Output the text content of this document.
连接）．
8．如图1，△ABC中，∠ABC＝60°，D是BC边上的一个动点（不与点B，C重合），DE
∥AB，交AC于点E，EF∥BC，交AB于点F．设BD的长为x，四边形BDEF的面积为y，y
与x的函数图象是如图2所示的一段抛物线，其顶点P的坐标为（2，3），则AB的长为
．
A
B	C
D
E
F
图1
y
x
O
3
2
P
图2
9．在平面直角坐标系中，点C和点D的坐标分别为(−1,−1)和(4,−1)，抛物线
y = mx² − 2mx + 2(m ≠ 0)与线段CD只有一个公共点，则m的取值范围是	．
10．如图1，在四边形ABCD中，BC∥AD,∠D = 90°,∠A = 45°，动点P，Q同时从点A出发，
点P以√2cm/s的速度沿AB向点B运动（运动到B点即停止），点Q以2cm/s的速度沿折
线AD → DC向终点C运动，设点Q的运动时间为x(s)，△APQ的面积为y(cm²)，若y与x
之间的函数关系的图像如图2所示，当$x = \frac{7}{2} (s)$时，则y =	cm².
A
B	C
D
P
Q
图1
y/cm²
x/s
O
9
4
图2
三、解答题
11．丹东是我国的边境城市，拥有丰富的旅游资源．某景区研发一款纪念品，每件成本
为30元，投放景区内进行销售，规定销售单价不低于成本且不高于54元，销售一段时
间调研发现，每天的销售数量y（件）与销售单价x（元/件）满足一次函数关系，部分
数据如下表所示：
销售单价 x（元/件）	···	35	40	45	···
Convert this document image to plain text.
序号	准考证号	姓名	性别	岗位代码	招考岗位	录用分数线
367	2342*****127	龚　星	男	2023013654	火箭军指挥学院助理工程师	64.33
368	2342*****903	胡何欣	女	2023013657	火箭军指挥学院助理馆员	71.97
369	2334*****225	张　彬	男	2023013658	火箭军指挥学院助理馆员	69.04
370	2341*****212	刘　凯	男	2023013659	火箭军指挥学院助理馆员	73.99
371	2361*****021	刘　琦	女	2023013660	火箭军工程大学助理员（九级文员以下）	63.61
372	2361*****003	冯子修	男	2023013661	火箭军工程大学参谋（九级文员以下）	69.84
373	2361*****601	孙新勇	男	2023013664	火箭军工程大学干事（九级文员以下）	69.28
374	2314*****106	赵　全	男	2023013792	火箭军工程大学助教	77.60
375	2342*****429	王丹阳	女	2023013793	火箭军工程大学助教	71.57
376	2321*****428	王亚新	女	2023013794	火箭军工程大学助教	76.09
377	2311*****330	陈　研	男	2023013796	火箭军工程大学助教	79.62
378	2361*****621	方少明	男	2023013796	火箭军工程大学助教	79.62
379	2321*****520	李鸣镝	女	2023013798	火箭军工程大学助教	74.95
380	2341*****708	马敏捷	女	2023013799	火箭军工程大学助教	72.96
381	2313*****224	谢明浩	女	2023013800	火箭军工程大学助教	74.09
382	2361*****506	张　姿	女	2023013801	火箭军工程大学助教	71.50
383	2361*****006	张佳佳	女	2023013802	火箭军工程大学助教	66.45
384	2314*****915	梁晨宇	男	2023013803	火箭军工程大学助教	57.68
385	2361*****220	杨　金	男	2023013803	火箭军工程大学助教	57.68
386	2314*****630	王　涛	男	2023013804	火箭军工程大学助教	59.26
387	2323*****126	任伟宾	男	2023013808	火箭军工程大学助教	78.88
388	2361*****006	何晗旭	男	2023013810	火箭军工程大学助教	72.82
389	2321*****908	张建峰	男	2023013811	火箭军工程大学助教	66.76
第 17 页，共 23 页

================

TO DO: Reply with nothing but the number of lines in the data above that contain "九级文员以下".

ANSWER FOR THIS EXERCISE: 3